• [LISTED RECORDS]
——

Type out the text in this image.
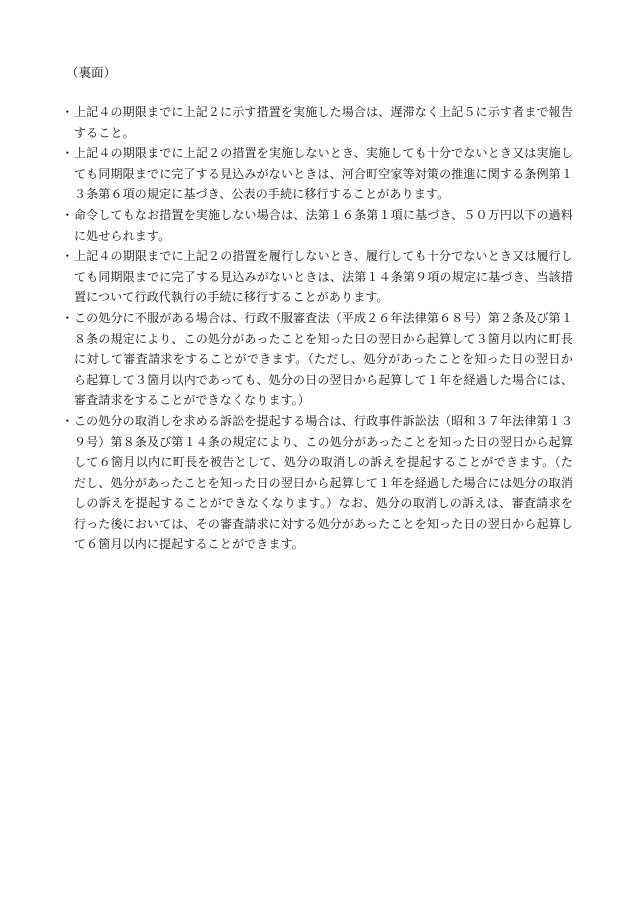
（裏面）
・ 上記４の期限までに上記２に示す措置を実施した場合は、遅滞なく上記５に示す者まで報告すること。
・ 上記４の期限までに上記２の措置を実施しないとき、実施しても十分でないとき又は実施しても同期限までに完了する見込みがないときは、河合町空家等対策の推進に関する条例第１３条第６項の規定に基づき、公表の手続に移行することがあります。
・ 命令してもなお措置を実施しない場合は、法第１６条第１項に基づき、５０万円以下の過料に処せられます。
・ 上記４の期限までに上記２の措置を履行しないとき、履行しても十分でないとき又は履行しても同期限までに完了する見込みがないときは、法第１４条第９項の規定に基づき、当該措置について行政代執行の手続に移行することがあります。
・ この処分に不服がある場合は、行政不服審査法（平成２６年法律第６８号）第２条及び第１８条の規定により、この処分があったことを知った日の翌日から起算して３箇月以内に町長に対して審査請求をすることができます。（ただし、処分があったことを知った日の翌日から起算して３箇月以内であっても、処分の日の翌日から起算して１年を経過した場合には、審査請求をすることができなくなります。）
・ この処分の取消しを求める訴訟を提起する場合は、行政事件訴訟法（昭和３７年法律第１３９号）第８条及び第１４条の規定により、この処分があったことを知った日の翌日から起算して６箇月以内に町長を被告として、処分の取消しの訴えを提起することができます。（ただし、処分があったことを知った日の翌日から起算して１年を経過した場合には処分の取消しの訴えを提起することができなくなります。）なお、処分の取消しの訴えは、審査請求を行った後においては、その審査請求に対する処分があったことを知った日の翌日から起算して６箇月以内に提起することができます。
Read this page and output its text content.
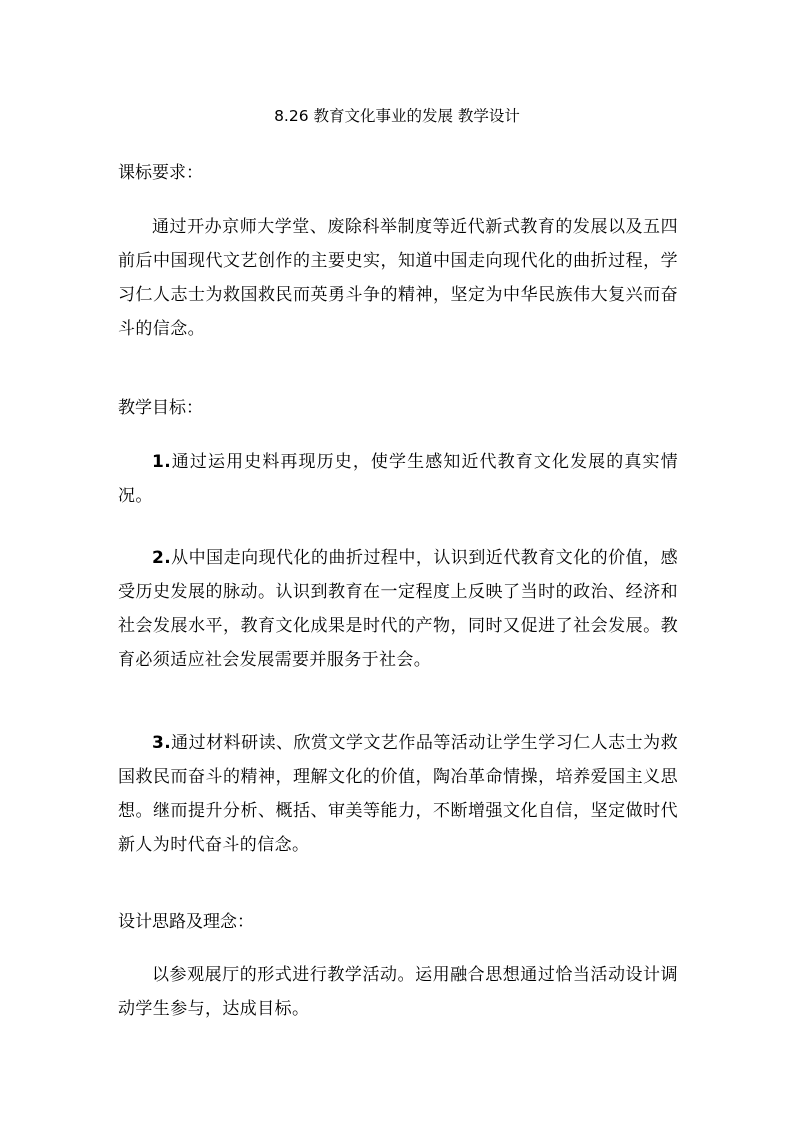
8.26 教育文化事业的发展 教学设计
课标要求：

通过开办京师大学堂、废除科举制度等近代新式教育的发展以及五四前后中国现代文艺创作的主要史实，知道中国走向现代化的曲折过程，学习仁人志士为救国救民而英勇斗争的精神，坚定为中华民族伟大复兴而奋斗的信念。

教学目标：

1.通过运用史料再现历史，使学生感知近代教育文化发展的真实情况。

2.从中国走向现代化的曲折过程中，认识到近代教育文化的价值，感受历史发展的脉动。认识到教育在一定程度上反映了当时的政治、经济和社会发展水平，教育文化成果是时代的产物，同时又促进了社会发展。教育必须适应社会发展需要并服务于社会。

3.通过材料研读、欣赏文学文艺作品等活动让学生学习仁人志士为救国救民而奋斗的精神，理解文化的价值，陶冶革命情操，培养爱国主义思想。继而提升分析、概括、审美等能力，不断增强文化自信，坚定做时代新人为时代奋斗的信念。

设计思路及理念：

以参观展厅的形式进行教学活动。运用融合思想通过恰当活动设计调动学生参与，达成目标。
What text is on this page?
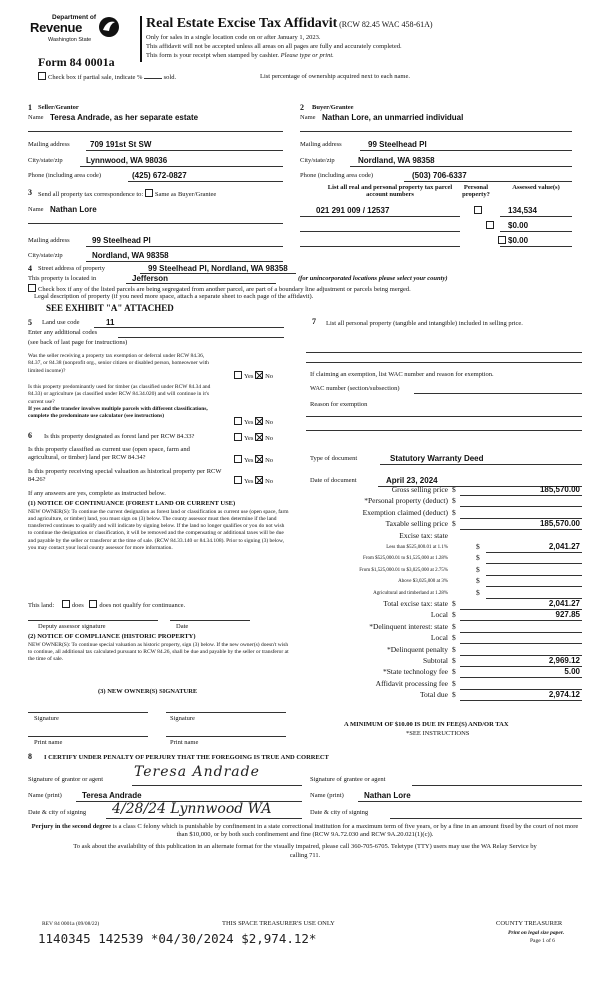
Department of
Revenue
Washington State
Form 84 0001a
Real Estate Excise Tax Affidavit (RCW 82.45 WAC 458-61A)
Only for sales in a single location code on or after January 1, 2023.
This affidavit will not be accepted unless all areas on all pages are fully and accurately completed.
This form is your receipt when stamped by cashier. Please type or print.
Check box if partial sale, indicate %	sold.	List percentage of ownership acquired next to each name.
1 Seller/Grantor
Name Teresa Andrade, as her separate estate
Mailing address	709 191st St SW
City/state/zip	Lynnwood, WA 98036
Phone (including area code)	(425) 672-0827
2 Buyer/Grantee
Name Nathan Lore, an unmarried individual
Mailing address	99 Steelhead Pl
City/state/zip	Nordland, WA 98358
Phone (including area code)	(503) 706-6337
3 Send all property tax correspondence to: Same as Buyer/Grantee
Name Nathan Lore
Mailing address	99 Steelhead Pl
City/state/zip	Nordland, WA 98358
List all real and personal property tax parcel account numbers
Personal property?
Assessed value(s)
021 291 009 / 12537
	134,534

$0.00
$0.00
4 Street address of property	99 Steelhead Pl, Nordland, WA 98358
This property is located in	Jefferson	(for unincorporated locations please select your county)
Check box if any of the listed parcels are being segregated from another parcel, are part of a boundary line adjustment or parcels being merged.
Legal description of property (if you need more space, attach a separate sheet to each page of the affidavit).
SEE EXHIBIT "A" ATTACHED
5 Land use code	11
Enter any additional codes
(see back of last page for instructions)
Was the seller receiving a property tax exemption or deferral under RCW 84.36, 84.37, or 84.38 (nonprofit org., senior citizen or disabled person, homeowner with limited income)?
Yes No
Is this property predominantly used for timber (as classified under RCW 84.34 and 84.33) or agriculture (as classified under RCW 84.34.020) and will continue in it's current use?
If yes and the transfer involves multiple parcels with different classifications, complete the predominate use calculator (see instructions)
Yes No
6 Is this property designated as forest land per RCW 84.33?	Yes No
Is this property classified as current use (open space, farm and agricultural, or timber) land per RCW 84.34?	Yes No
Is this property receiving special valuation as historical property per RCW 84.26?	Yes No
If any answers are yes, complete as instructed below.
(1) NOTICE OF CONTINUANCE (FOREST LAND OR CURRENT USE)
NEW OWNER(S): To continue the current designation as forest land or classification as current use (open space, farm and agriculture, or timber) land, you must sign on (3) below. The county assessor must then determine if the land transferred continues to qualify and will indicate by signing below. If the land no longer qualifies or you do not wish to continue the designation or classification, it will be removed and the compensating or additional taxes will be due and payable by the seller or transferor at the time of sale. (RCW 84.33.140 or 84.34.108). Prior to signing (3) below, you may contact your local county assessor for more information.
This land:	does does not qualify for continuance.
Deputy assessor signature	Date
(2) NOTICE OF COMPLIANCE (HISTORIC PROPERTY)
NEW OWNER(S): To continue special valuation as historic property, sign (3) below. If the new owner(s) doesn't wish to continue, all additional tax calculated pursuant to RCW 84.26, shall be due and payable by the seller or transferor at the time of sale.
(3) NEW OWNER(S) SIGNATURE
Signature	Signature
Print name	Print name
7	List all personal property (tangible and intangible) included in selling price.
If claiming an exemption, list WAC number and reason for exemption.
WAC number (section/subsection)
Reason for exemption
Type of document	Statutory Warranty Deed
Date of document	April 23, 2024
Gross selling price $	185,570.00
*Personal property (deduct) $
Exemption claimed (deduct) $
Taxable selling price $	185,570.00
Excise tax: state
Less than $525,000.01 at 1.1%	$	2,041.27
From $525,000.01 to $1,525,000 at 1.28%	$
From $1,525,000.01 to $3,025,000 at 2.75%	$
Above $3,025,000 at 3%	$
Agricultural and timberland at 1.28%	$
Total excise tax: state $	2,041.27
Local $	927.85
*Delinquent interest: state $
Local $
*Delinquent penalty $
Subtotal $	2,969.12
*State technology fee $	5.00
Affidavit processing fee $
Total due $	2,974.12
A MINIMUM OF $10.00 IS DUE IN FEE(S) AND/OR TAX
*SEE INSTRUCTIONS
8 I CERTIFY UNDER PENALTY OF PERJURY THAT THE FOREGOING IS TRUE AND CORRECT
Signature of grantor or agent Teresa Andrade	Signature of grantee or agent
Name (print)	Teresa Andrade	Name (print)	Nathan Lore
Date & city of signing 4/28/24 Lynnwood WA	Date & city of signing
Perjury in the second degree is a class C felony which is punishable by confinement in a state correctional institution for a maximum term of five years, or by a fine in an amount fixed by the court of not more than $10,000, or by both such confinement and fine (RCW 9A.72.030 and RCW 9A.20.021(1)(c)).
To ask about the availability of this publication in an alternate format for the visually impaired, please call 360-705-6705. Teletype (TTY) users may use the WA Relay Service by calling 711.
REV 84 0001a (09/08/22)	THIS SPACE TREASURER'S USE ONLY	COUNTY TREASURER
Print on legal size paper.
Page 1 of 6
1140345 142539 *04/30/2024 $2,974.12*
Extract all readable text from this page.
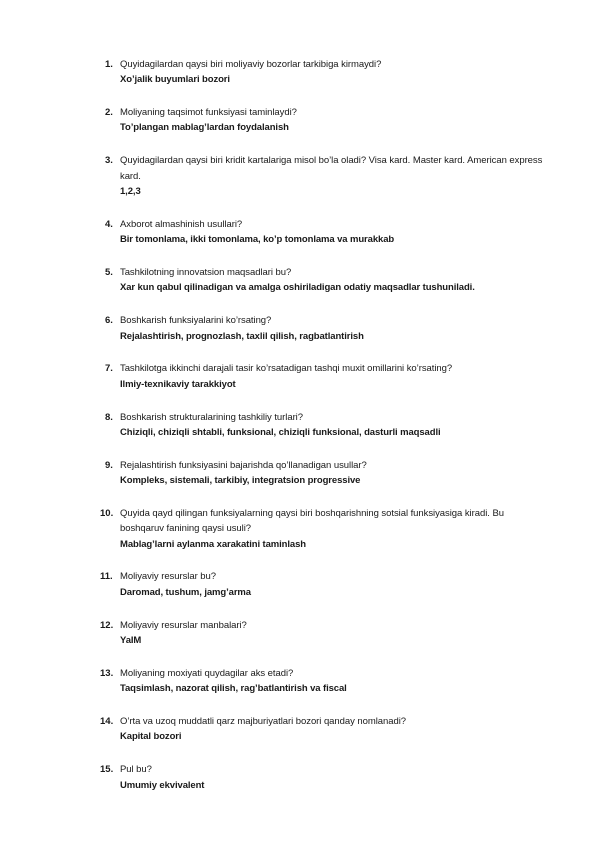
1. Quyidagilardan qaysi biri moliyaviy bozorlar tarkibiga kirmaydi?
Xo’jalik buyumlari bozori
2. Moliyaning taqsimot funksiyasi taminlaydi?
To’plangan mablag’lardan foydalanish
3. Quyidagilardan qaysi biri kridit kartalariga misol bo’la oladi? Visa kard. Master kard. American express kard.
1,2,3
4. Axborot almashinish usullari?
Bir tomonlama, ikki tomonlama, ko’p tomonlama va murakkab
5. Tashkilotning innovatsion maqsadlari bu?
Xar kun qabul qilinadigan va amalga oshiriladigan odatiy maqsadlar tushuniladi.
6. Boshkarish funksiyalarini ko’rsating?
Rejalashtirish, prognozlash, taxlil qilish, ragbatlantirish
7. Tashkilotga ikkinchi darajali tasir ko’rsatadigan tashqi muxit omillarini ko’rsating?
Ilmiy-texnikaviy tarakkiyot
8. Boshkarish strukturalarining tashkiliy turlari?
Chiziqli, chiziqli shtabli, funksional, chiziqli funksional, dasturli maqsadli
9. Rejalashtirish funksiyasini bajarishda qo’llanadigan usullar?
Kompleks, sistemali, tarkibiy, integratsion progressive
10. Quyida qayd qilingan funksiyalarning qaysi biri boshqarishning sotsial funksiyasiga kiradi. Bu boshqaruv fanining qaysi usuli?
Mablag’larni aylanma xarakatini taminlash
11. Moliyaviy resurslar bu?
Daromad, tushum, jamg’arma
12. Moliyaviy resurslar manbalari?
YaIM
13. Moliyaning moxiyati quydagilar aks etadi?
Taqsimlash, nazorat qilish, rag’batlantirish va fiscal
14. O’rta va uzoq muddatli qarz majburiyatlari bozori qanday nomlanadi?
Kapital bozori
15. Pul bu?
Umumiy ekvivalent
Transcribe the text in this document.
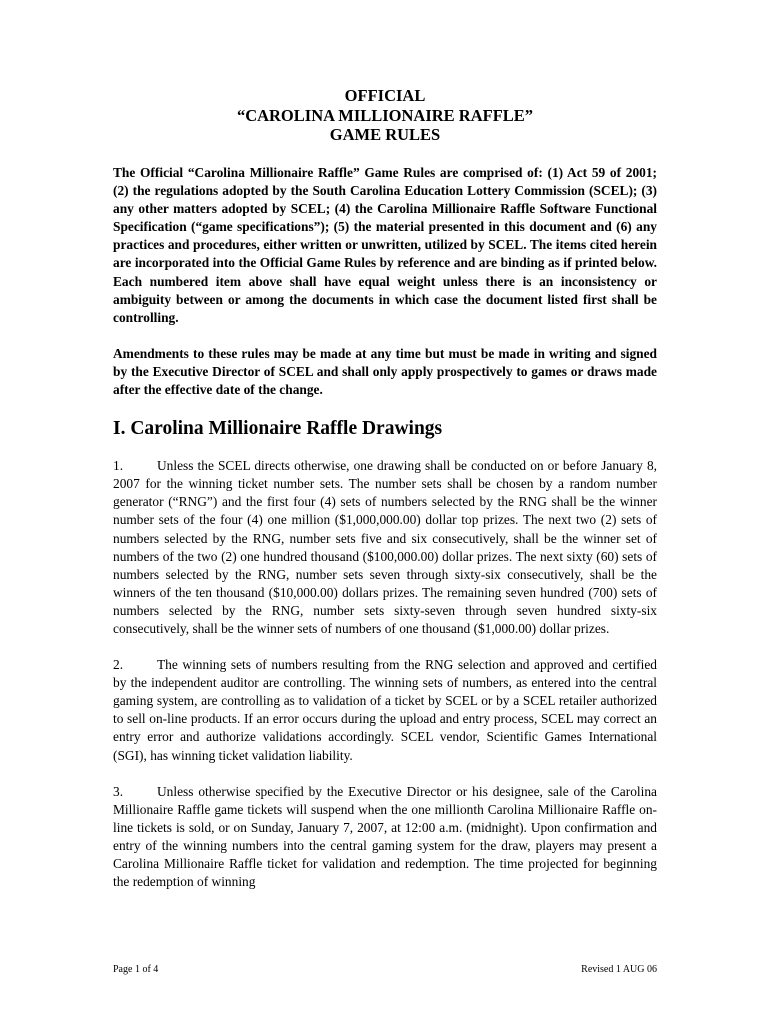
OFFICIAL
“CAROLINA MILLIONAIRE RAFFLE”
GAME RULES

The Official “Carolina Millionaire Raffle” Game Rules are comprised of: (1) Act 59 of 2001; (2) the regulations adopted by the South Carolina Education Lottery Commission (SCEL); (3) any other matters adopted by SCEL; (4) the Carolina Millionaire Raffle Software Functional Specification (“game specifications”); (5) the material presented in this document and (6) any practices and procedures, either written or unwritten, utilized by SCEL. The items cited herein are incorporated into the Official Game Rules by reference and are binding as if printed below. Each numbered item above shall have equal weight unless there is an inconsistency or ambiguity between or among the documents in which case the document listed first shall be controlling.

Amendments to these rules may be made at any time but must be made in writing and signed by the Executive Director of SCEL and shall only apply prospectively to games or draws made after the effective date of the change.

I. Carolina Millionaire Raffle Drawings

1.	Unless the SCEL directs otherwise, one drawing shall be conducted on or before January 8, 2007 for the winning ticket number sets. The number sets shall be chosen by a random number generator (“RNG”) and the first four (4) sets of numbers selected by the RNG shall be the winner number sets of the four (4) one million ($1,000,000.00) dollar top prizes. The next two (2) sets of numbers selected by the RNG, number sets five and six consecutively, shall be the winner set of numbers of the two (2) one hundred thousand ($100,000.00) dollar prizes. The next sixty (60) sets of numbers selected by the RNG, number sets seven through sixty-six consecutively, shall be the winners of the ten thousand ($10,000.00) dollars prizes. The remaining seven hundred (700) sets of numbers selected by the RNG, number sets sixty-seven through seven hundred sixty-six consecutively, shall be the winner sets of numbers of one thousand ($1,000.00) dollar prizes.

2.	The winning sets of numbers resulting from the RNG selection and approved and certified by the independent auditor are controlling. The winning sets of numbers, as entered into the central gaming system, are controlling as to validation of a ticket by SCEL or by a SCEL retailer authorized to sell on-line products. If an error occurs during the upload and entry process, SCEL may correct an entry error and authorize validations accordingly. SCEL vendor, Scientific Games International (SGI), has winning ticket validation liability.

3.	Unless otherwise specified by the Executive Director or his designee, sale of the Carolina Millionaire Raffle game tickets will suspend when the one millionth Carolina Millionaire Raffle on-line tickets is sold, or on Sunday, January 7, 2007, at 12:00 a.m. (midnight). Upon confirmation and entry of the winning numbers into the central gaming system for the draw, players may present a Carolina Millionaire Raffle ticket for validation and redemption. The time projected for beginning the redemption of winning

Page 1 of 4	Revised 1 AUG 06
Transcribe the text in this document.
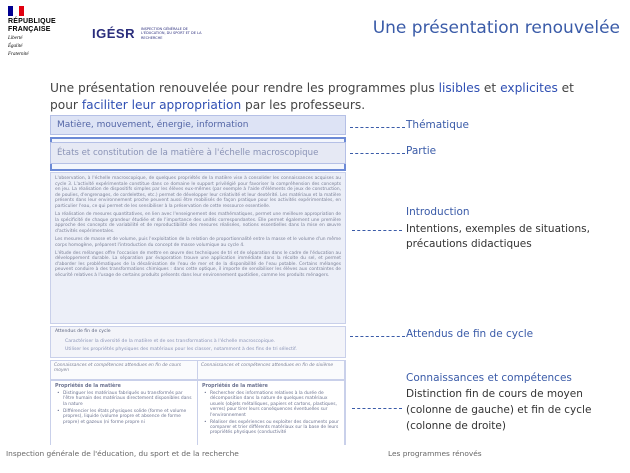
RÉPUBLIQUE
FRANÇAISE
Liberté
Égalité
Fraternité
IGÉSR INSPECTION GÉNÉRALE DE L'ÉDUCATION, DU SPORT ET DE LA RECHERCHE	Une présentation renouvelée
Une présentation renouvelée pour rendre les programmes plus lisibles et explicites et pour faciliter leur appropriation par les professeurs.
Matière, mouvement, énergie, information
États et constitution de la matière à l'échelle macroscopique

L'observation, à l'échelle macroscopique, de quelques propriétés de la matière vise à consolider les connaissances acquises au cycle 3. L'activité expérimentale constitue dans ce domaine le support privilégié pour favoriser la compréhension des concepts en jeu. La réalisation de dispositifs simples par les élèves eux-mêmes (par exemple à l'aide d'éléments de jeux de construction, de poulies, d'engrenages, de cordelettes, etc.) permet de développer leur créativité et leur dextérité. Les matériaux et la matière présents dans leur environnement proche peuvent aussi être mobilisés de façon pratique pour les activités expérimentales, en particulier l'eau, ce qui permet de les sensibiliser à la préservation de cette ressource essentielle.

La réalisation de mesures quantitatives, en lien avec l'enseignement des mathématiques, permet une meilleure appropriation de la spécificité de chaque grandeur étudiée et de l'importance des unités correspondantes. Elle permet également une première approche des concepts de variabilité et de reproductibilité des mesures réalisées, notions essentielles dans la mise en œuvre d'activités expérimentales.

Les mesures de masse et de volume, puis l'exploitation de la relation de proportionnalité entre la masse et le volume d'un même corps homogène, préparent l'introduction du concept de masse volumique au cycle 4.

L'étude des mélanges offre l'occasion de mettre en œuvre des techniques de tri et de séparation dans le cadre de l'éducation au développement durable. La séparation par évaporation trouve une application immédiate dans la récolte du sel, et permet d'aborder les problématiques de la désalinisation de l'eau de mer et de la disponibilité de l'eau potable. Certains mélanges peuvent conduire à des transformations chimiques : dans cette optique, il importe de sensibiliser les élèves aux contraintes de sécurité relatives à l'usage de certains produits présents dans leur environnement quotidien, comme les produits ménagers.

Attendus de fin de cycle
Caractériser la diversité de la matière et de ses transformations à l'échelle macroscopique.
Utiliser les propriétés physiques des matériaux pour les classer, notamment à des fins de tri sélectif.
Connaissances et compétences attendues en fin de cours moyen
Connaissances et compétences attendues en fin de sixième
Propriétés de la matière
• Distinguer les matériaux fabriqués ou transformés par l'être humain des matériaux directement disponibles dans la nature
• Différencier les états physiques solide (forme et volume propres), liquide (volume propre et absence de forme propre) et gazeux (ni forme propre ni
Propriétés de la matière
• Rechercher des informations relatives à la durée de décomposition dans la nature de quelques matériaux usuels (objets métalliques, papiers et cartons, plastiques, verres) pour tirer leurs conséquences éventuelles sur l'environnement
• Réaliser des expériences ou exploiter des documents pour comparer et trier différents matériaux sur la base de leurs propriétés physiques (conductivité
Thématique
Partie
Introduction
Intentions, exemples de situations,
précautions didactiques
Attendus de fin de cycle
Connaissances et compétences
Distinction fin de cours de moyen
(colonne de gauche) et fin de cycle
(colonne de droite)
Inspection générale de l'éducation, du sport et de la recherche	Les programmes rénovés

——

Collect the lines of the data that carry the word "Boshkarish".

6. Boshkarish funksiyalarini ko’rsating?
8. Boshkarish strukturalarining tashkiliy turlari?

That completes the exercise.